*ITEMS*.
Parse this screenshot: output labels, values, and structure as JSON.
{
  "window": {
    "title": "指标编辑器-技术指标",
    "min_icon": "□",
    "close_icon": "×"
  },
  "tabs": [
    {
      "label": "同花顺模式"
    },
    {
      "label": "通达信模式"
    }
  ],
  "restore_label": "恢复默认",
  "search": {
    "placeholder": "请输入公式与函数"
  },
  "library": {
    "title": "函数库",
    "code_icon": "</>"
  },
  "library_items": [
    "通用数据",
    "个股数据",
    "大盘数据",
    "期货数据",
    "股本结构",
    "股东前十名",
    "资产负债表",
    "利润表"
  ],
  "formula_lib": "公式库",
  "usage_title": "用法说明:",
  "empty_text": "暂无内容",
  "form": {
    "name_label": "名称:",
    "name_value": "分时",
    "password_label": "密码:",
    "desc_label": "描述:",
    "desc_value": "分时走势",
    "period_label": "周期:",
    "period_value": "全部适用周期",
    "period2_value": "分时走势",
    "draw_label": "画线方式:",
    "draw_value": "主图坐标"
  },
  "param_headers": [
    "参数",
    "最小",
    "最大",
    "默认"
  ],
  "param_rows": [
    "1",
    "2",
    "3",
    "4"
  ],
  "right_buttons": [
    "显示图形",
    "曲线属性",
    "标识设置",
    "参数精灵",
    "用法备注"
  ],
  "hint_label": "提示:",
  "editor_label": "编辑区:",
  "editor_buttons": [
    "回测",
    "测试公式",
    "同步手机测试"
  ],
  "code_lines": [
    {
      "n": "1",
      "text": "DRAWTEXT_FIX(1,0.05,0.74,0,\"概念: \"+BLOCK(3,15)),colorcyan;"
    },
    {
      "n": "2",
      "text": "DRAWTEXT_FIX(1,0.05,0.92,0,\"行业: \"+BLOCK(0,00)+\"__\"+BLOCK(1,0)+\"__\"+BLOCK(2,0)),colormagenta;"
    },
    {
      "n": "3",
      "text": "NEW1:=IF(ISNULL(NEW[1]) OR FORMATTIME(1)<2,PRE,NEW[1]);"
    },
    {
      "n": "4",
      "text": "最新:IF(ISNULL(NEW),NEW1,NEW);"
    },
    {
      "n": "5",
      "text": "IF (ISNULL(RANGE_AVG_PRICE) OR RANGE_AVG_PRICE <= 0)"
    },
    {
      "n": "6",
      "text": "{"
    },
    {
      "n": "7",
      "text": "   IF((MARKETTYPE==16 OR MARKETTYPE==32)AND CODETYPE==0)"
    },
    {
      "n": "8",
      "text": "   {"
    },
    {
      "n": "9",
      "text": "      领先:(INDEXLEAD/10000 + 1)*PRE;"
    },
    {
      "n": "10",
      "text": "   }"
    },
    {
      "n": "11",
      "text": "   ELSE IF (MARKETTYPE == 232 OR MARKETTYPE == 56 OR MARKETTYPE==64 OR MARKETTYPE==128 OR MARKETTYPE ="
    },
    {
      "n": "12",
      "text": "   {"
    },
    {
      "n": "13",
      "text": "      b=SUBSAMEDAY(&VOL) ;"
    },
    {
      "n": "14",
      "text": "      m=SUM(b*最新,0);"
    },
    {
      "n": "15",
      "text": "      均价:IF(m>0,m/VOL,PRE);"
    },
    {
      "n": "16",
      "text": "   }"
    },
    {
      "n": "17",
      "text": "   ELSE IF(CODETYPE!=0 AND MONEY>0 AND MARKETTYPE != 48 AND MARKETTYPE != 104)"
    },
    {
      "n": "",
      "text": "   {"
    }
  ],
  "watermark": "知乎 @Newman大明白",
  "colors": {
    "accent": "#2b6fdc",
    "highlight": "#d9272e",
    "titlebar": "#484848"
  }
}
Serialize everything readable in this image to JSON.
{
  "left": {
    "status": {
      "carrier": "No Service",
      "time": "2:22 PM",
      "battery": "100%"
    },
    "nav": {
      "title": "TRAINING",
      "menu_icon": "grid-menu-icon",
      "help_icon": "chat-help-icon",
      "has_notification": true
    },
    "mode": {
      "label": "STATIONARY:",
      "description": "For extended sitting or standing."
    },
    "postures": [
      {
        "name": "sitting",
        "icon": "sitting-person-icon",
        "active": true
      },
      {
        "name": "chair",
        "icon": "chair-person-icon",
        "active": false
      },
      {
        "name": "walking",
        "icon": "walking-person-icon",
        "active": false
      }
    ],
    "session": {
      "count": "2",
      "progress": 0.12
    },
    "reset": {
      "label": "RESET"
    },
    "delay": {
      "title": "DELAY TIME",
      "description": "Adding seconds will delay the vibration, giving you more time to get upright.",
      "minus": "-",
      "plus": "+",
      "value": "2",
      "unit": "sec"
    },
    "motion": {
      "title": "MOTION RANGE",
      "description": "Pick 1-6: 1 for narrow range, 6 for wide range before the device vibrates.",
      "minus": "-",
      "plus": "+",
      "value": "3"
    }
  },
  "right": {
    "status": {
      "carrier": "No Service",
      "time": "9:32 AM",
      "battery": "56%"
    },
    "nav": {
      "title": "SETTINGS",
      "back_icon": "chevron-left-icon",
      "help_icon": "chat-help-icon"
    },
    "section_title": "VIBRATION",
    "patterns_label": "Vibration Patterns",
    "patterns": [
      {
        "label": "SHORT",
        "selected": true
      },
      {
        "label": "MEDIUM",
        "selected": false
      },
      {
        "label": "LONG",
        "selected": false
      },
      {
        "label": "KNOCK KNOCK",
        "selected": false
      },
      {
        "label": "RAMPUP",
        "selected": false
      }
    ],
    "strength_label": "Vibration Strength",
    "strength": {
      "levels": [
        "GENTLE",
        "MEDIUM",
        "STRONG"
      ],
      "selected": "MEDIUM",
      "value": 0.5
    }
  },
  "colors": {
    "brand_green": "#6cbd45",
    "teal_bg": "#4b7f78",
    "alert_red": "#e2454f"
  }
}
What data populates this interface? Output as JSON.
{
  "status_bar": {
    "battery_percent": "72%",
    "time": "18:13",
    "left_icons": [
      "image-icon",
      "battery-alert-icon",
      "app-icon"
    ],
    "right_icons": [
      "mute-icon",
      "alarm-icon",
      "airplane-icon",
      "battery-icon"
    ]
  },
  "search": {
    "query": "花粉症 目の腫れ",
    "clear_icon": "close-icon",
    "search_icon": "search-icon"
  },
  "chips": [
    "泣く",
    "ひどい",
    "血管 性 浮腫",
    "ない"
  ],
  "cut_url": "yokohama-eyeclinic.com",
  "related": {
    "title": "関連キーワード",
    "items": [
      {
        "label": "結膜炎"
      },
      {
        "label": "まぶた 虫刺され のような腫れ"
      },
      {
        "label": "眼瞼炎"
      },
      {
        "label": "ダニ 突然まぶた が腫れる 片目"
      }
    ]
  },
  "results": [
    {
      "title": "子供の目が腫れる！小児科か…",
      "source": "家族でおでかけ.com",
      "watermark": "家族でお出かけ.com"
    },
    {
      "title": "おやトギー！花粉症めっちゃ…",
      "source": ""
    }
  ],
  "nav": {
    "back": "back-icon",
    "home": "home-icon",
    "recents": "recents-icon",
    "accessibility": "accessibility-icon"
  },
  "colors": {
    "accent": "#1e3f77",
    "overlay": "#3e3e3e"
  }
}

*WHAT THE EXERCISE ASKS*. Every line from the one containing "What data populates" through the end of the data must be repeated exactly, and no other line.

*RIGHT ANSWER*.
What data populates this interface? Output as JSON.
{
  "status_bar": {
    "battery_percent": "72%",
    "time": "18:13",
    "left_icons": [
      "image-icon",
      "battery-alert-icon",
      "app-icon"
    ],
    "right_icons": [
      "mute-icon",
      "alarm-icon",
      "airplane-icon",
      "battery-icon"
    ]
  },
  "search": {
    "query": "花粉症 目の腫れ",
    "clear_icon": "close-icon",
    "search_icon": "search-icon"
  },
  "chips": [
    "泣く",
    "ひどい",
    "血管 性 浮腫",
    "ない"
  ],
  "cut_url": "yokohama-eyeclinic.com",
  "related": {
    "title": "関連キーワード",
    "items": [
      {
        "label": "結膜炎"
      },
      {
        "label": "まぶた 虫刺され のような腫れ"
      },
      {
        "label": "眼瞼炎"
      },
      {
        "label": "ダニ 突然まぶた が腫れる 片目"
      }
    ]
  },
  "results": [
    {
      "title": "子供の目が腫れる！小児科か…",
      "source": "家族でおでかけ.com",
      "watermark": "家族でお出かけ.com"
    },
    {
      "title": "おやトギー！花粉症めっちゃ…",
      "source": ""
    }
  ],
  "nav": {
    "back": "back-icon",
    "home": "home-icon",
    "recents": "recents-icon",
    "accessibility": "accessibility-icon"
  },
  "colors": {
    "accent": "#1e3f77",
    "overlay": "#3e3e3e"
  }
}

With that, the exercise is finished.